» WHAT THIS TASK INVOLVES
The complete listing should be restated exactly.

» MATERIAL SHOWN

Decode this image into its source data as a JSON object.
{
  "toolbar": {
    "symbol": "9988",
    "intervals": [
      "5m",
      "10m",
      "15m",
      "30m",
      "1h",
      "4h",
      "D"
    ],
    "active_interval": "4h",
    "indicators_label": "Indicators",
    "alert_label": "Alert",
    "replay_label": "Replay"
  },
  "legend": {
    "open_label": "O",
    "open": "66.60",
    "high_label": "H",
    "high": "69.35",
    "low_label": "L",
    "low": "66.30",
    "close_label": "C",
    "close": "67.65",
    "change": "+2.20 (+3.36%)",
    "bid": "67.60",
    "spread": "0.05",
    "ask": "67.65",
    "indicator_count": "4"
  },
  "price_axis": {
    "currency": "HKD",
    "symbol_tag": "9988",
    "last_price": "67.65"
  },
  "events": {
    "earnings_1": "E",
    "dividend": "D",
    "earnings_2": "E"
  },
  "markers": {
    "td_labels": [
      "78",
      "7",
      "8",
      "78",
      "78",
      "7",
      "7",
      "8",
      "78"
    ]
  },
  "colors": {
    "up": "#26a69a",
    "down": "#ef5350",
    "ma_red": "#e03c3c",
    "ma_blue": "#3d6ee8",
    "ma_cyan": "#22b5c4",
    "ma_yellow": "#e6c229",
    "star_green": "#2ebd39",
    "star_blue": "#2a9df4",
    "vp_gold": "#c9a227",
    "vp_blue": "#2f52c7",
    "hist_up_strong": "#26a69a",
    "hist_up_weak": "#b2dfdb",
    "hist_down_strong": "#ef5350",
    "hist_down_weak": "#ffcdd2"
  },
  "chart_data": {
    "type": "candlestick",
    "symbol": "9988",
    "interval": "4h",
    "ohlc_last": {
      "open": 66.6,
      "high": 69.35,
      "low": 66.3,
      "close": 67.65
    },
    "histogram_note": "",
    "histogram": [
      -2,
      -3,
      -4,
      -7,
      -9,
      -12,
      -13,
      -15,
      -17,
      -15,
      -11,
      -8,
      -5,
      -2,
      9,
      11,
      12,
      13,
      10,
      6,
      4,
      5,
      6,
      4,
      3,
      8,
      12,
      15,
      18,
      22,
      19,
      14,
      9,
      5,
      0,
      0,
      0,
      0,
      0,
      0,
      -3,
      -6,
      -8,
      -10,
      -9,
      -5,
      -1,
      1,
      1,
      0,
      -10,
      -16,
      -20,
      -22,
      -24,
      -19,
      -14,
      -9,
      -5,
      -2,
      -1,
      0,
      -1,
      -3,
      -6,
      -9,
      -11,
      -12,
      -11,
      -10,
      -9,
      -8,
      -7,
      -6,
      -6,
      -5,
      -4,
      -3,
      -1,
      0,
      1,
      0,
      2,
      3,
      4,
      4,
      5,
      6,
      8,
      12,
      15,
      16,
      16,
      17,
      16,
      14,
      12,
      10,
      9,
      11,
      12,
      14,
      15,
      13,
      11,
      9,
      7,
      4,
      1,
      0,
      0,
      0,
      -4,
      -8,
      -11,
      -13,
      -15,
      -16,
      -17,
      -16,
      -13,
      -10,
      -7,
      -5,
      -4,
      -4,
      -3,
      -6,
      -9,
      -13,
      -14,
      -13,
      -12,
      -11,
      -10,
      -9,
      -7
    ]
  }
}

» SOLUTION FOR THIS TASK
Decode this image into its source data as a JSON object.
{
  "toolbar": {
    "symbol": "9988",
    "intervals": [
      "5m",
      "10m",
      "15m",
      "30m",
      "1h",
      "4h",
      "D"
    ],
    "active_interval": "4h",
    "indicators_label": "Indicators",
    "alert_label": "Alert",
    "replay_label": "Replay"
  },
  "legend": {
    "open_label": "O",
    "open": "66.60",
    "high_label": "H",
    "high": "69.35",
    "low_label": "L",
    "low": "66.30",
    "close_label": "C",
    "close": "67.65",
    "change": "+2.20 (+3.36%)",
    "bid": "67.60",
    "spread": "0.05",
    "ask": "67.65",
    "indicator_count": "4"
  },
  "price_axis": {
    "currency": "HKD",
    "symbol_tag": "9988",
    "last_price": "67.65"
  },
  "events": {
    "earnings_1": "E",
    "dividend": "D",
    "earnings_2": "E"
  },
  "markers": {
    "td_labels": [
      "78",
      "7",
      "8",
      "78",
      "78",
      "7",
      "7",
      "8",
      "78"
    ]
  },
  "colors": {
    "up": "#26a69a",
    "down": "#ef5350",
    "ma_red": "#e03c3c",
    "ma_blue": "#3d6ee8",
    "ma_cyan": "#22b5c4",
    "ma_yellow": "#e6c229",
    "star_green": "#2ebd39",
    "star_blue": "#2a9df4",
    "vp_gold": "#c9a227",
    "vp_blue": "#2f52c7",
    "hist_up_strong": "#26a69a",
    "hist_up_weak": "#b2dfdb",
    "hist_down_strong": "#ef5350",
    "hist_down_weak": "#ffcdd2"
  },
  "chart_data": {
    "type": "candlestick",
    "symbol": "9988",
    "interval": "4h",
    "ohlc_last": {
      "open": 66.6,
      "high": 69.35,
      "low": 66.3,
      "close": 67.65
    },
    "histogram_note": "",
    "histogram": [
      -2,
      -3,
      -4,
      -7,
      -9,
      -12,
      -13,
      -15,
      -17,
      -15,
      -11,
      -8,
      -5,
      -2,
      9,
      11,
      12,
      13,
      10,
      6,
      4,
      5,
      6,
      4,
      3,
      8,
      12,
      15,
      18,
      22,
      19,
      14,
      9,
      5,
      0,
      0,
      0,
      0,
      0,
      0,
      -3,
      -6,
      -8,
      -10,
      -9,
      -5,
      -1,
      1,
      1,
      0,
      -10,
      -16,
      -20,
      -22,
      -24,
      -19,
      -14,
      -9,
      -5,
      -2,
      -1,
      0,
      -1,
      -3,
      -6,
      -9,
      -11,
      -12,
      -11,
      -10,
      -9,
      -8,
      -7,
      -6,
      -6,
      -5,
      -4,
      -3,
      -1,
      0,
      1,
      0,
      2,
      3,
      4,
      4,
      5,
      6,
      8,
      12,
      15,
      16,
      16,
      17,
      16,
      14,
      12,
      10,
      9,
      11,
      12,
      14,
      15,
      13,
      11,
      9,
      7,
      4,
      1,
      0,
      0,
      0,
      -4,
      -8,
      -11,
      -13,
      -15,
      -16,
      -17,
      -16,
      -13,
      -10,
      -7,
      -5,
      -4,
      -4,
      -3,
      -6,
      -9,
      -13,
      -14,
      -13,
      -12,
      -11,
      -10,
      -9,
      -7
    ]
  }
}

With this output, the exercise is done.